TASK TO CARRY OUT: From the listing below, pull out all lines with "Fill" in them.

(Figure content listings)
+ + + + + + +

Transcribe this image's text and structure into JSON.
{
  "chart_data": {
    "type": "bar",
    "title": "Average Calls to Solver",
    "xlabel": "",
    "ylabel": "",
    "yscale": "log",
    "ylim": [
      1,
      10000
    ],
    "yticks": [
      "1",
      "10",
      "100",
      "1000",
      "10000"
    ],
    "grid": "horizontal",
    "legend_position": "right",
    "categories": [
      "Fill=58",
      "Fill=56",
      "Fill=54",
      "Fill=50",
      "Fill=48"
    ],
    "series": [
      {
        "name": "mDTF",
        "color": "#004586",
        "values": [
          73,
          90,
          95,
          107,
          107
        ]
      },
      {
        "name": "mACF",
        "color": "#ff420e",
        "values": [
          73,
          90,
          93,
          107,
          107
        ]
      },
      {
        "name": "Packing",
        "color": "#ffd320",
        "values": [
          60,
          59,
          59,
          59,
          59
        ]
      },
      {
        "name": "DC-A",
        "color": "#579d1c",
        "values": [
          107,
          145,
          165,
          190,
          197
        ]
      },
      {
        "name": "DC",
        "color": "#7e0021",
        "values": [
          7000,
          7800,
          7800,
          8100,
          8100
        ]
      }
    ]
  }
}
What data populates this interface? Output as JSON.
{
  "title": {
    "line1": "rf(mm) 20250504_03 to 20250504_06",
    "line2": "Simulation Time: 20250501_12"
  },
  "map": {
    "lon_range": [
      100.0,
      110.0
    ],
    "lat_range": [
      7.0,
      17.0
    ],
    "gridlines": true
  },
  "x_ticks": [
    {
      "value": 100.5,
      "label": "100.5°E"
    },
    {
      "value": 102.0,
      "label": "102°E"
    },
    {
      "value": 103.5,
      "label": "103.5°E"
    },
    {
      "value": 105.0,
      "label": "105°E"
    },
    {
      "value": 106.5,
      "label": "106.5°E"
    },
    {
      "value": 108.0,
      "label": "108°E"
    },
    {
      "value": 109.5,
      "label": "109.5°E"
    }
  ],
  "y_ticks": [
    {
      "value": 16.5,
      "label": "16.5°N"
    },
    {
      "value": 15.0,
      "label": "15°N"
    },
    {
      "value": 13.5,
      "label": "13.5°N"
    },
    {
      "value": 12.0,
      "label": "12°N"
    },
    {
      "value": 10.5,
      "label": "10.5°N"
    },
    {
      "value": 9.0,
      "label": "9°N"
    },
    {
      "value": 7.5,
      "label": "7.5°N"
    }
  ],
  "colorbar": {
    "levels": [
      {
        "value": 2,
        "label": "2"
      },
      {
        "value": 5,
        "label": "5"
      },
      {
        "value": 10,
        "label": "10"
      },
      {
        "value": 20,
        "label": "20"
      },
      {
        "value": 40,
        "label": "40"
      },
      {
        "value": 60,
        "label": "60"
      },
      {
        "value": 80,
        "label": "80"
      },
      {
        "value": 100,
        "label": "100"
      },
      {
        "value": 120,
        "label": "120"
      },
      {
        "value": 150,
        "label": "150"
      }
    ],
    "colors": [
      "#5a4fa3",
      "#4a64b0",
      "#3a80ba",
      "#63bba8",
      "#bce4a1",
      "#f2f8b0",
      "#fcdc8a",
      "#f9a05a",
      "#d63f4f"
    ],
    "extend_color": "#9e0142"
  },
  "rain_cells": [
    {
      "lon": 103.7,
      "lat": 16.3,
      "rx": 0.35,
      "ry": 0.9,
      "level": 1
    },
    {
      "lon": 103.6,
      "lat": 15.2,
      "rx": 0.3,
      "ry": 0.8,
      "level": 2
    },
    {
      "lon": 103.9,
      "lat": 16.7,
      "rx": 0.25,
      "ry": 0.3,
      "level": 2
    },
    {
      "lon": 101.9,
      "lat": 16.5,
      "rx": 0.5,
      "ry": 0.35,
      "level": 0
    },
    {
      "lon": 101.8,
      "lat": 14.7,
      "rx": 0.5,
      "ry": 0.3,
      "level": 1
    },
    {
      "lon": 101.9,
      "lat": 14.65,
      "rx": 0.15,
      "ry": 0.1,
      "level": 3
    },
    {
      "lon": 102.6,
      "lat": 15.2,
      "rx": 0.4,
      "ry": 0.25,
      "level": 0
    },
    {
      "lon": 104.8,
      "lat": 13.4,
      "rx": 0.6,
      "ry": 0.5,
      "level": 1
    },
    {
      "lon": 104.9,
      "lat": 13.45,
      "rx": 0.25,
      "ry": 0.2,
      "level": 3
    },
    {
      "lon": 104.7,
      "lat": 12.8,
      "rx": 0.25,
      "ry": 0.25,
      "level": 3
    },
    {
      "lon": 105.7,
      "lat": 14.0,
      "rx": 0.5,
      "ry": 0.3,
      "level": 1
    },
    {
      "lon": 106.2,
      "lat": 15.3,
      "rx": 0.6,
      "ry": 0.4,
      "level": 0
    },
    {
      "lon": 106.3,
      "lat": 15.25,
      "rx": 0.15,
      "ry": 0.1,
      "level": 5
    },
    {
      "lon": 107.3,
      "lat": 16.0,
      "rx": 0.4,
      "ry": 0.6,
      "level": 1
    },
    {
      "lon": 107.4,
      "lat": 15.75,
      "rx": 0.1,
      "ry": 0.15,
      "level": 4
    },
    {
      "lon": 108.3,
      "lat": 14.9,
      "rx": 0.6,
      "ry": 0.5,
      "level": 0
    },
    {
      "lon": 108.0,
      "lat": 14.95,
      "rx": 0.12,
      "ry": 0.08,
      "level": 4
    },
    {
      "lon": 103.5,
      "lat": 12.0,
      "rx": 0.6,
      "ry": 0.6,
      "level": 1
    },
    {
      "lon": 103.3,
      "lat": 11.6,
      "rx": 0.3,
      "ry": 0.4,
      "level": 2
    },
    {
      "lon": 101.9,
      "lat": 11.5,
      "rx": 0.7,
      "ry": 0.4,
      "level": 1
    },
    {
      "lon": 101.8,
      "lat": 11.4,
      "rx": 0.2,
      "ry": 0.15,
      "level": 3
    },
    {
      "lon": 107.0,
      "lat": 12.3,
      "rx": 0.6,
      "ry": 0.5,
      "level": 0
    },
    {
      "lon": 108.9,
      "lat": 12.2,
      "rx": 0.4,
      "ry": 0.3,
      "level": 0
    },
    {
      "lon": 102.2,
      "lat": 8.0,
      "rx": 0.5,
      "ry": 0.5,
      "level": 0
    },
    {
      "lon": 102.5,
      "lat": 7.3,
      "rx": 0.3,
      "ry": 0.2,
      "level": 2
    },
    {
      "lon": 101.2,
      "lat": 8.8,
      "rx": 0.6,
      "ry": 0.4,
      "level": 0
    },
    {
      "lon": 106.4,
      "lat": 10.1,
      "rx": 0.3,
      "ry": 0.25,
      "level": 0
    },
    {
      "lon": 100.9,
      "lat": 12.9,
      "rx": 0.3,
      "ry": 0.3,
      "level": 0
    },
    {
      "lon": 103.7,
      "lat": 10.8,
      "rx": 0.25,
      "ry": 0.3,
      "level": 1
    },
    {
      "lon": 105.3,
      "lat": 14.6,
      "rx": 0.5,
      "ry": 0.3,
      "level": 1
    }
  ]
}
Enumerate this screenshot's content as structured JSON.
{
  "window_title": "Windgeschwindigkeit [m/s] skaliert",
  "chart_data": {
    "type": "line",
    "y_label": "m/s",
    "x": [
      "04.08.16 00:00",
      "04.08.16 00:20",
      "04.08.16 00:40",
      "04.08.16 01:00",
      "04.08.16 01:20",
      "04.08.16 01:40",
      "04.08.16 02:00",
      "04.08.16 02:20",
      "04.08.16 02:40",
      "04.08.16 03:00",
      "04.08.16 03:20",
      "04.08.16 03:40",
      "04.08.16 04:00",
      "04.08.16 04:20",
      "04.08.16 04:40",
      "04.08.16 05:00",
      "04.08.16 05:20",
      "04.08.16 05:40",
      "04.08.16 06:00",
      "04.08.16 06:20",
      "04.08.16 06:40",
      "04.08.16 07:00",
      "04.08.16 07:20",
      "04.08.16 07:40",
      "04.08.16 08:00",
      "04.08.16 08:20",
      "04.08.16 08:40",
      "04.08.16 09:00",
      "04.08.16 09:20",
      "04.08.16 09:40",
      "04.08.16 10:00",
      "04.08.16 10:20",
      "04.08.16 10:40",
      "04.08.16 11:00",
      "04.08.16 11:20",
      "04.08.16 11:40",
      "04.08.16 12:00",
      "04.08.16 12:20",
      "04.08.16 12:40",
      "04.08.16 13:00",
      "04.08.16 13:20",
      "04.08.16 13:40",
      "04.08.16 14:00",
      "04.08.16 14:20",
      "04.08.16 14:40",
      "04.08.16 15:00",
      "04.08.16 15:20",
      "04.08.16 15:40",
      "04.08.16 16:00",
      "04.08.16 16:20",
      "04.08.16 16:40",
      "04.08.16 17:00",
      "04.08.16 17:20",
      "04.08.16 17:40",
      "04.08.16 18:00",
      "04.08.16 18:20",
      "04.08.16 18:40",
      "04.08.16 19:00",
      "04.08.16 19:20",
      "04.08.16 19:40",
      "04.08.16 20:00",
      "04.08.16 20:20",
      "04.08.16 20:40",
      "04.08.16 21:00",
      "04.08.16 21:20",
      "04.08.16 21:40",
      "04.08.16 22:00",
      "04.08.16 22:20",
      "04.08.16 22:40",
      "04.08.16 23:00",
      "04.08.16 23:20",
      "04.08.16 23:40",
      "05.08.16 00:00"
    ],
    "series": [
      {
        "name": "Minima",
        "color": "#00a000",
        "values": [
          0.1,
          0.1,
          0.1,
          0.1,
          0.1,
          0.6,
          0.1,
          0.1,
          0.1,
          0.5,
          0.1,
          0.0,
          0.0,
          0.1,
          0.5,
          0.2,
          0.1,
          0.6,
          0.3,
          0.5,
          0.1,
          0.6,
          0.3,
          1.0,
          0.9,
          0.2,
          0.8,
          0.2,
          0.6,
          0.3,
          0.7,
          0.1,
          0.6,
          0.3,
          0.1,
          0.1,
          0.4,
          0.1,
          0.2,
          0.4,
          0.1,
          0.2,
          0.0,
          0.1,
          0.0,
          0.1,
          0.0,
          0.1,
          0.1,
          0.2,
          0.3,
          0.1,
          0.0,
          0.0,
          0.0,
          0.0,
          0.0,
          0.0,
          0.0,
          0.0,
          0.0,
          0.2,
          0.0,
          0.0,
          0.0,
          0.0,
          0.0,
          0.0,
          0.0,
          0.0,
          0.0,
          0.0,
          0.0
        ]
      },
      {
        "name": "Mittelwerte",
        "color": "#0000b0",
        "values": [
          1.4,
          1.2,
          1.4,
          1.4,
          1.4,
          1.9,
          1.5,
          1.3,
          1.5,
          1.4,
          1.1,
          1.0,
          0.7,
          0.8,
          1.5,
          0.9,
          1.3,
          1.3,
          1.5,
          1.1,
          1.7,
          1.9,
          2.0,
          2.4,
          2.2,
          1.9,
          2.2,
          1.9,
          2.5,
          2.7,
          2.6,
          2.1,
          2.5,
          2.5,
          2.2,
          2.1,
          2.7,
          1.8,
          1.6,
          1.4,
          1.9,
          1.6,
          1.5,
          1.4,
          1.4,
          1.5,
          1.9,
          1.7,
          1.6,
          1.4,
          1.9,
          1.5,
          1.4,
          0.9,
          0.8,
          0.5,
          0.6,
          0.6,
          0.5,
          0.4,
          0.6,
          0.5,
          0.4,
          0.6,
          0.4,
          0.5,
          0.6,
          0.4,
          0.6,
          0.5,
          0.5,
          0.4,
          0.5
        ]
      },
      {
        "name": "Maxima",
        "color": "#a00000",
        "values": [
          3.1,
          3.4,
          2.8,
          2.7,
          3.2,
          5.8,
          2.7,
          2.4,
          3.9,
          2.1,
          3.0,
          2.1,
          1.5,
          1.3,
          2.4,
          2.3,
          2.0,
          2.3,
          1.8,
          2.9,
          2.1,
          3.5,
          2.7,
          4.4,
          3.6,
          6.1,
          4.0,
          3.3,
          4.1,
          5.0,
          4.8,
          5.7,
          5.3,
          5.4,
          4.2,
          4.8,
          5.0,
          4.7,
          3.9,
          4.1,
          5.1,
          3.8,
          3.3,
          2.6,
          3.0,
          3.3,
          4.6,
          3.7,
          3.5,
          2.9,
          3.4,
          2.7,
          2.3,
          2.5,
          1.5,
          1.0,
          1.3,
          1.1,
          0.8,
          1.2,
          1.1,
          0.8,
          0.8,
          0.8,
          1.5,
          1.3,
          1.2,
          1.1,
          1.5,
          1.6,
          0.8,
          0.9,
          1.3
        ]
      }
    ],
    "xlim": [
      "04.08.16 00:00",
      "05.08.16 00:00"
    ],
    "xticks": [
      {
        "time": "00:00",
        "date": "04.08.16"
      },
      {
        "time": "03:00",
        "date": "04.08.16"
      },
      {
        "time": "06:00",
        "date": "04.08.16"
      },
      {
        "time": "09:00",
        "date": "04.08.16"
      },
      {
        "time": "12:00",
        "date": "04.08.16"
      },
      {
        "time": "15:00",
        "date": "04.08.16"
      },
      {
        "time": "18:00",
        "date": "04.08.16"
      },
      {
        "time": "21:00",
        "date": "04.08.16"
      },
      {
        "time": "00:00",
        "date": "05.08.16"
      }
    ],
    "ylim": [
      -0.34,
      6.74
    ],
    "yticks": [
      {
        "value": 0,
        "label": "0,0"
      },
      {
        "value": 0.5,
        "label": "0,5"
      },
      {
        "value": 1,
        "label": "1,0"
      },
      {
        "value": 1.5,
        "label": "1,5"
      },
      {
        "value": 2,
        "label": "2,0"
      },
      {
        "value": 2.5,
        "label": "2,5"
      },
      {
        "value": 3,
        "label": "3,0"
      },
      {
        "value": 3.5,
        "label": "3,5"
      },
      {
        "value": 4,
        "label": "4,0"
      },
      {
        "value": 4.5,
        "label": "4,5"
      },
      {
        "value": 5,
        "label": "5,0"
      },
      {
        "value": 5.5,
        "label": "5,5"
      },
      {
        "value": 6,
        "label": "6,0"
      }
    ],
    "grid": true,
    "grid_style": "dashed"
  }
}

+ + + + + + +

SOLVED EXERCISE:
      "Fill=58",
      "Fill=56",
      "Fill=54",
      "Fill=50",
      "Fill=48"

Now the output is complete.